> _Instructions to follow_:
Restate the records below word for word.

> _Records to use_:
==*==
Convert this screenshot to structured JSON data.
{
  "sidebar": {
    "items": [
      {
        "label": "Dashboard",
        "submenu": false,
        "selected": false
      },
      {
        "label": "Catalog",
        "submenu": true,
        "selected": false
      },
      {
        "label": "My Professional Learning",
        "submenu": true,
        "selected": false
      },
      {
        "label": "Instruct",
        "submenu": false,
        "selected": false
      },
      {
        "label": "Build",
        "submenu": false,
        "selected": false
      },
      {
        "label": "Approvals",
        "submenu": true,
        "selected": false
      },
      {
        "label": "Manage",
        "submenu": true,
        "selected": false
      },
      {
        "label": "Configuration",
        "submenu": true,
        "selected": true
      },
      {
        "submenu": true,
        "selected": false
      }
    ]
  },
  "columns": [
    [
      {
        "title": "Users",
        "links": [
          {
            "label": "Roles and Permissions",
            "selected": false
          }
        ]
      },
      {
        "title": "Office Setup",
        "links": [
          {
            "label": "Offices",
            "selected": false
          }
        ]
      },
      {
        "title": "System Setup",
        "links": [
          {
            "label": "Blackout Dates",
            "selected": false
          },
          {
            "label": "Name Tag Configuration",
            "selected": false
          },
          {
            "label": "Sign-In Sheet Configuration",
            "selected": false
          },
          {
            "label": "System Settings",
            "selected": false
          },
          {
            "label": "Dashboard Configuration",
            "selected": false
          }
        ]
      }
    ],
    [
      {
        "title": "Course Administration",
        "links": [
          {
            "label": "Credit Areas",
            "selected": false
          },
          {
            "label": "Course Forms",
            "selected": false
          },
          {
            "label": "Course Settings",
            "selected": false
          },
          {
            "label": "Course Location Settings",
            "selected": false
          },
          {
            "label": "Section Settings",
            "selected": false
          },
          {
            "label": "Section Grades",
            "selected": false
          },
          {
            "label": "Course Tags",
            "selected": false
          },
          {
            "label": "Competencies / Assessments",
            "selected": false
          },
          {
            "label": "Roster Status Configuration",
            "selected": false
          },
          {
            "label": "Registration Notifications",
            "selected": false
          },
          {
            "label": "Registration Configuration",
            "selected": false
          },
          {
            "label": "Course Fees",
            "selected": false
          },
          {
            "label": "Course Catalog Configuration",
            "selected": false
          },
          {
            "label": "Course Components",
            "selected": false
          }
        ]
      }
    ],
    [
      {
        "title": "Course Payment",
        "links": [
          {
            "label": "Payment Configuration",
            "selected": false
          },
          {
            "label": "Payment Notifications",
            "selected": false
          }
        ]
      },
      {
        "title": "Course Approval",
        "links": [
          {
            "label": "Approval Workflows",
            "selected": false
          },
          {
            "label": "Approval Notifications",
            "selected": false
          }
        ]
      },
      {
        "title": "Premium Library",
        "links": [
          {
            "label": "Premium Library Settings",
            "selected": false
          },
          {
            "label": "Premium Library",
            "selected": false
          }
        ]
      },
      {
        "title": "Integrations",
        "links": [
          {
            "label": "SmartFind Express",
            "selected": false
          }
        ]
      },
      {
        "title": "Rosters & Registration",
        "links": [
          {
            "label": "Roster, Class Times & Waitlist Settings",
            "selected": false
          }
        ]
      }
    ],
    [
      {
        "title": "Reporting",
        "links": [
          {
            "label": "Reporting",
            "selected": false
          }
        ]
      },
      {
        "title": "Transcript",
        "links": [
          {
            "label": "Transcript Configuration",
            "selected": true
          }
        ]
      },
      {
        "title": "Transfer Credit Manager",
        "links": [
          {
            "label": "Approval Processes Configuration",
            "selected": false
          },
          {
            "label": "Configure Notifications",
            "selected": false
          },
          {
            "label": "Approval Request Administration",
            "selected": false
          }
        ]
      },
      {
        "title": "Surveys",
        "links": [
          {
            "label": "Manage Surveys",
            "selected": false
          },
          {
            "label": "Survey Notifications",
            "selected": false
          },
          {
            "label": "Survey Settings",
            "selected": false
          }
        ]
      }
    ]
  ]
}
==*==
> _Solution to this exercise_:
Convert this screenshot to structured JSON data.
{
  "sidebar": {
    "items": [
      {
        "label": "Dashboard",
        "submenu": false,
        "selected": false
      },
      {
        "label": "Catalog",
        "submenu": true,
        "selected": false
      },
      {
        "label": "My Professional Learning",
        "submenu": true,
        "selected": false
      },
      {
        "label": "Instruct",
        "submenu": false,
        "selected": false
      },
      {
        "label": "Build",
        "submenu": false,
        "selected": false
      },
      {
        "label": "Approvals",
        "submenu": true,
        "selected": false
      },
      {
        "label": "Manage",
        "submenu": true,
        "selected": false
      },
      {
        "label": "Configuration",
        "submenu": true,
        "selected": true
      },
      {
        "submenu": true,
        "selected": false
      }
    ]
  },
  "columns": [
    [
      {
        "title": "Users",
        "links": [
          {
            "label": "Roles and Permissions",
            "selected": false
          }
        ]
      },
      {
        "title": "Office Setup",
        "links": [
          {
            "label": "Offices",
            "selected": false
          }
        ]
      },
      {
        "title": "System Setup",
        "links": [
          {
            "label": "Blackout Dates",
            "selected": false
          },
          {
            "label": "Name Tag Configuration",
            "selected": false
          },
          {
            "label": "Sign-In Sheet Configuration",
            "selected": false
          },
          {
            "label": "System Settings",
            "selected": false
          },
          {
            "label": "Dashboard Configuration",
            "selected": false
          }
        ]
      }
    ],
    [
      {
        "title": "Course Administration",
        "links": [
          {
            "label": "Credit Areas",
            "selected": false
          },
          {
            "label": "Course Forms",
            "selected": false
          },
          {
            "label": "Course Settings",
            "selected": false
          },
          {
            "label": "Course Location Settings",
            "selected": false
          },
          {
            "label": "Section Settings",
            "selected": false
          },
          {
            "label": "Section Grades",
            "selected": false
          },
          {
            "label": "Course Tags",
            "selected": false
          },
          {
            "label": "Competencies / Assessments",
            "selected": false
          },
          {
            "label": "Roster Status Configuration",
            "selected": false
          },
          {
            "label": "Registration Notifications",
            "selected": false
          },
          {
            "label": "Registration Configuration",
            "selected": false
          },
          {
            "label": "Course Fees",
            "selected": false
          },
          {
            "label": "Course Catalog Configuration",
            "selected": false
          },
          {
            "label": "Course Components",
            "selected": false
          }
        ]
      }
    ],
    [
      {
        "title": "Course Payment",
        "links": [
          {
            "label": "Payment Configuration",
            "selected": false
          },
          {
            "label": "Payment Notifications",
            "selected": false
          }
        ]
      },
      {
        "title": "Course Approval",
        "links": [
          {
            "label": "Approval Workflows",
            "selected": false
          },
          {
            "label": "Approval Notifications",
            "selected": false
          }
        ]
      },
      {
        "title": "Premium Library",
        "links": [
          {
            "label": "Premium Library Settings",
            "selected": false
          },
          {
            "label": "Premium Library",
            "selected": false
          }
        ]
      },
      {
        "title": "Integrations",
        "links": [
          {
            "label": "SmartFind Express",
            "selected": false
          }
        ]
      },
      {
        "title": "Rosters & Registration",
        "links": [
          {
            "label": "Roster, Class Times & Waitlist Settings",
            "selected": false
          }
        ]
      }
    ],
    [
      {
        "title": "Reporting",
        "links": [
          {
            "label": "Reporting",
            "selected": false
          }
        ]
      },
      {
        "title": "Transcript",
        "links": [
          {
            "label": "Transcript Configuration",
            "selected": true
          }
        ]
      },
      {
        "title": "Transfer Credit Manager",
        "links": [
          {
            "label": "Approval Processes Configuration",
            "selected": false
          },
          {
            "label": "Configure Notifications",
            "selected": false
          },
          {
            "label": "Approval Request Administration",
            "selected": false
          }
        ]
      },
      {
        "title": "Surveys",
        "links": [
          {
            "label": "Manage Surveys",
            "selected": false
          },
          {
            "label": "Survey Notifications",
            "selected": false
          },
          {
            "label": "Survey Settings",
            "selected": false
          }
        ]
      }
    ]
  ]
}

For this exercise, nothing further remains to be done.